BEGIN GIVEN ENTRIES
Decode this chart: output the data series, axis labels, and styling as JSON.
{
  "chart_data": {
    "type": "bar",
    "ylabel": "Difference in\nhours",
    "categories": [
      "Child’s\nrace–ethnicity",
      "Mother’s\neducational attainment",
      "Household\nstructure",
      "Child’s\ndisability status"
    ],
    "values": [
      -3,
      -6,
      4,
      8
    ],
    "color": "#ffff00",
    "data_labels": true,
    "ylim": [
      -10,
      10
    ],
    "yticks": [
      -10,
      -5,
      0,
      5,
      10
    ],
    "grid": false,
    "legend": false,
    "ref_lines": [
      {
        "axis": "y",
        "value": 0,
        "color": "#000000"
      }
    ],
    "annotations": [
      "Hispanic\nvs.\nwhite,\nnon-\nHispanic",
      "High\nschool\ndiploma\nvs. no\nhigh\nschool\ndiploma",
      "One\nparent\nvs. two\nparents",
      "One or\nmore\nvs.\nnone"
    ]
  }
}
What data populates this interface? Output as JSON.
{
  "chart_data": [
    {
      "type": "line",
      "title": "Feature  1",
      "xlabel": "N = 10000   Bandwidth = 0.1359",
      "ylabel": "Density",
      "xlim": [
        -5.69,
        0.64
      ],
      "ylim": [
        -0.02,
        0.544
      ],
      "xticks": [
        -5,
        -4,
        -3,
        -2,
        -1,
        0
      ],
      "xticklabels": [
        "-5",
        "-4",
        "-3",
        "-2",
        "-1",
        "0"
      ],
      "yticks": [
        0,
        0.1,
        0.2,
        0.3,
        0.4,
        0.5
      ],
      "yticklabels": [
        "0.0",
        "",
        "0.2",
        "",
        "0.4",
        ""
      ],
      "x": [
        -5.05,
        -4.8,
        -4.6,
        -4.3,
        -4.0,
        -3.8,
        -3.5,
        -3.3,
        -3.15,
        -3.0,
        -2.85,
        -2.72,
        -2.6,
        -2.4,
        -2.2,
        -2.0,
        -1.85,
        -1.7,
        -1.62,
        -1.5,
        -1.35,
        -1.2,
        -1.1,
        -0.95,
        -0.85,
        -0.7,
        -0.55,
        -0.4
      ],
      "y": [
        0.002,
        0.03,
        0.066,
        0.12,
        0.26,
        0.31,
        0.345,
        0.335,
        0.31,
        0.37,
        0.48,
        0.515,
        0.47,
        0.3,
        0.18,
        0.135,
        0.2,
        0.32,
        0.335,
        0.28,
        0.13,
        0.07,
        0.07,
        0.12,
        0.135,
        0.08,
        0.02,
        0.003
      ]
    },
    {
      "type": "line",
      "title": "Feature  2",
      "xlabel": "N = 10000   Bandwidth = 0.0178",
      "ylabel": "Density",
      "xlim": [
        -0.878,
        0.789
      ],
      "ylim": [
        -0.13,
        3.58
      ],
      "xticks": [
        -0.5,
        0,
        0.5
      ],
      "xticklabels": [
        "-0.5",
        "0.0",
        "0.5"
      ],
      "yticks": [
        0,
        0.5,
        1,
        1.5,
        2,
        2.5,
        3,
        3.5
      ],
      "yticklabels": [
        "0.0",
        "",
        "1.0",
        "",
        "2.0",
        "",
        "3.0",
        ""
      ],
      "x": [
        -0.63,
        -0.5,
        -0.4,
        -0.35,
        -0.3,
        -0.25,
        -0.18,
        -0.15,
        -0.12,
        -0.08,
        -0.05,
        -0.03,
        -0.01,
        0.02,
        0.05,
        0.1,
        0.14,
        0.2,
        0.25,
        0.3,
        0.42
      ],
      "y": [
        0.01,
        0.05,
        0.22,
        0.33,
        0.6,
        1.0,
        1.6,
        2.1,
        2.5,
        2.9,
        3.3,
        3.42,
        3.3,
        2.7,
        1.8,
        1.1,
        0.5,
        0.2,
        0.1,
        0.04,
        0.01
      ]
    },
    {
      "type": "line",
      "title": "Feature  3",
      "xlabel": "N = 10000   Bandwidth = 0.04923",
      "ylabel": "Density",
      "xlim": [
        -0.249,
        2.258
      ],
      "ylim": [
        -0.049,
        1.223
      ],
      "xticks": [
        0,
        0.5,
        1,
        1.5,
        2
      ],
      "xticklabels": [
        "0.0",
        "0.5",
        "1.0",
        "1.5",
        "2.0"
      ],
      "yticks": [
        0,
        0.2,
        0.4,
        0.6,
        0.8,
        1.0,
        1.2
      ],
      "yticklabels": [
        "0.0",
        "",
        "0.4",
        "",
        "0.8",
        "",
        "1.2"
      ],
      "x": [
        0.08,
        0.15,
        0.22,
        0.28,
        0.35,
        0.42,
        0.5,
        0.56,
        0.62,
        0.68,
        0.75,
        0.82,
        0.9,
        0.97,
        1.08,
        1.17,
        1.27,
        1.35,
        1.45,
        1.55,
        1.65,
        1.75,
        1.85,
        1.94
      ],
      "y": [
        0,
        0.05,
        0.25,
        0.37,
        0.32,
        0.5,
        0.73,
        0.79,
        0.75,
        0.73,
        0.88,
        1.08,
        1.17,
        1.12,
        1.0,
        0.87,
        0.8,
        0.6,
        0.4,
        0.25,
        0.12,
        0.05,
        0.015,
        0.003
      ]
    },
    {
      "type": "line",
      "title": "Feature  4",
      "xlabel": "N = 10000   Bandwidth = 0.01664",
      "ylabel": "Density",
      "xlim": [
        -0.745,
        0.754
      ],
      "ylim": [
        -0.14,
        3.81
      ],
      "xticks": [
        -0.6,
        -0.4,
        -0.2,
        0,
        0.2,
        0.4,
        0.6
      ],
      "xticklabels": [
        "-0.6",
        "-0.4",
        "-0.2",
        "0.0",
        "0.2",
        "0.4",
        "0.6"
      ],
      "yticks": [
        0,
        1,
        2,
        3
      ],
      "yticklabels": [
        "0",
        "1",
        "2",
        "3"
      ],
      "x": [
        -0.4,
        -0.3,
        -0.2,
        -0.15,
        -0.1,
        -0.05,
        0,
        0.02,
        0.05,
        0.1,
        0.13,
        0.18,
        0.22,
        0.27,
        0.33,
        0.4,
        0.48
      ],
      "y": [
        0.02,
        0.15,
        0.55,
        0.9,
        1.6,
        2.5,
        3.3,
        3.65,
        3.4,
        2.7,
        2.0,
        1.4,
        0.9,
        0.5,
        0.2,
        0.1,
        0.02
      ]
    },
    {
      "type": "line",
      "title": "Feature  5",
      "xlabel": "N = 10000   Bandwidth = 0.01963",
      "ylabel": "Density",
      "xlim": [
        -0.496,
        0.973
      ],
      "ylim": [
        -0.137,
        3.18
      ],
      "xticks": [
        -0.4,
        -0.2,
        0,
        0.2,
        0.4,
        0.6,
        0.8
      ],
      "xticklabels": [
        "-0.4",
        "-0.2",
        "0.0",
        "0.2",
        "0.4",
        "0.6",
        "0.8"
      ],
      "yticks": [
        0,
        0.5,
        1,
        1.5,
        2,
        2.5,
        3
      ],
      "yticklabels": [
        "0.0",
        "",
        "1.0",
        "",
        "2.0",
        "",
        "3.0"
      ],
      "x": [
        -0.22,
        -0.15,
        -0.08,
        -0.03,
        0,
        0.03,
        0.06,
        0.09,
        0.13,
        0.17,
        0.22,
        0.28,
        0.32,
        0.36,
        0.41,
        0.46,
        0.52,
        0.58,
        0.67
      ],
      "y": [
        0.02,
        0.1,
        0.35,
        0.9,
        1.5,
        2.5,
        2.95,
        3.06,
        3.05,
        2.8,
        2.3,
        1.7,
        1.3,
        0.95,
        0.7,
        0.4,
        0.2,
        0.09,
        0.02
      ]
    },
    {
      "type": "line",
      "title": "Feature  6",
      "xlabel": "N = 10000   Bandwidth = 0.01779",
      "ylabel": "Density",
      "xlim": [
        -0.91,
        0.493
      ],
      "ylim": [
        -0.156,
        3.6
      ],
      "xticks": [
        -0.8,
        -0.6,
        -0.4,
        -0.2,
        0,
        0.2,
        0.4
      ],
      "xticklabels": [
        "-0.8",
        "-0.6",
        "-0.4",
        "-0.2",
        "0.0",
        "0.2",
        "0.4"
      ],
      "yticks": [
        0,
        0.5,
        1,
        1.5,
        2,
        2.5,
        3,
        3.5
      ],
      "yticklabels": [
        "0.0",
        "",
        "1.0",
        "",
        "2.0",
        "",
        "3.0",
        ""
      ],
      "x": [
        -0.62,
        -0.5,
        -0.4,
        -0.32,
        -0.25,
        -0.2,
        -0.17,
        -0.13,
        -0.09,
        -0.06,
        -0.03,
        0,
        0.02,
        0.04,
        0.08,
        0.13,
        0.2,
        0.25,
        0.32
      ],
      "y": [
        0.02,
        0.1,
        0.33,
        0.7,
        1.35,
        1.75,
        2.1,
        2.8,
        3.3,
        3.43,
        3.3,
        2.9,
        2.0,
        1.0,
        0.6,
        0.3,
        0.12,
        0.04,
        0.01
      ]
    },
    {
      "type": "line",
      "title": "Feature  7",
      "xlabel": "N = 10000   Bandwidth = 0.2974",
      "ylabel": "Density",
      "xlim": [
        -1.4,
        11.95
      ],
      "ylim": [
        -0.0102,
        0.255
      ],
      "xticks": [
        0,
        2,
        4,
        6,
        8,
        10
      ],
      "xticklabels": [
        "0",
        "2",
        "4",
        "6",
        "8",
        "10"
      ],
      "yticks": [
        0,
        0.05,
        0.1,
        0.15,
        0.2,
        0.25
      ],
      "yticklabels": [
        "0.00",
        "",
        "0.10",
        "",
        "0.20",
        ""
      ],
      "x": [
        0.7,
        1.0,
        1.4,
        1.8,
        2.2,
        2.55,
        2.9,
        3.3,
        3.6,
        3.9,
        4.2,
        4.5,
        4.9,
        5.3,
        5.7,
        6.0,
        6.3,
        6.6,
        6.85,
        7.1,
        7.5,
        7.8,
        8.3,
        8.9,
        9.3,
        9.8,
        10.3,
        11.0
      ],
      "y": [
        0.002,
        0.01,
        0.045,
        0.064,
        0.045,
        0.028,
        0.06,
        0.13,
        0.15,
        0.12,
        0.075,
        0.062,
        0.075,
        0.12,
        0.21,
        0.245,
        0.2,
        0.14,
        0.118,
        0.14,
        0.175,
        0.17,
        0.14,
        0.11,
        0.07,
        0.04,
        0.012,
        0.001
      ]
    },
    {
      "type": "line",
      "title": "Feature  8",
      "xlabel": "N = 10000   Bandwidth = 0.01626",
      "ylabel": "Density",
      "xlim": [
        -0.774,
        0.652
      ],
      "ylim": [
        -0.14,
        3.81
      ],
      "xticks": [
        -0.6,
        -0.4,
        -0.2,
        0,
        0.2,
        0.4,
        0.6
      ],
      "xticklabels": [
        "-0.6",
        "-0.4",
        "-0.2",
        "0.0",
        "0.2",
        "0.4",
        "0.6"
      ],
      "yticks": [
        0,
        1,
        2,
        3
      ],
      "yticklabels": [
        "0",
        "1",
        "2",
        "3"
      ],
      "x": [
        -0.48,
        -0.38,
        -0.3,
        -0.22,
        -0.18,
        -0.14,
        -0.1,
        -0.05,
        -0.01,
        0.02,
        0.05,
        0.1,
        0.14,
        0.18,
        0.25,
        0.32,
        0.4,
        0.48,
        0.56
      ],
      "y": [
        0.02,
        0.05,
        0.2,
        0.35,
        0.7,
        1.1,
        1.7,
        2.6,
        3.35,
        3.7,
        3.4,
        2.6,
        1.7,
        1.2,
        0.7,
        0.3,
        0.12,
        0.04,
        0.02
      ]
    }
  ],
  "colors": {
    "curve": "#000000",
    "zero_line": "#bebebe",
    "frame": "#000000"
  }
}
END GIVEN ENTRIES
→ WHAT IS REQUIRED:
Search the records above for the string "this". Copy every line that contains it.

→ RESULT:
Decode this chart: output the data series, axis labels, and styling as JSON.
What data populates this interface? Output as JSON.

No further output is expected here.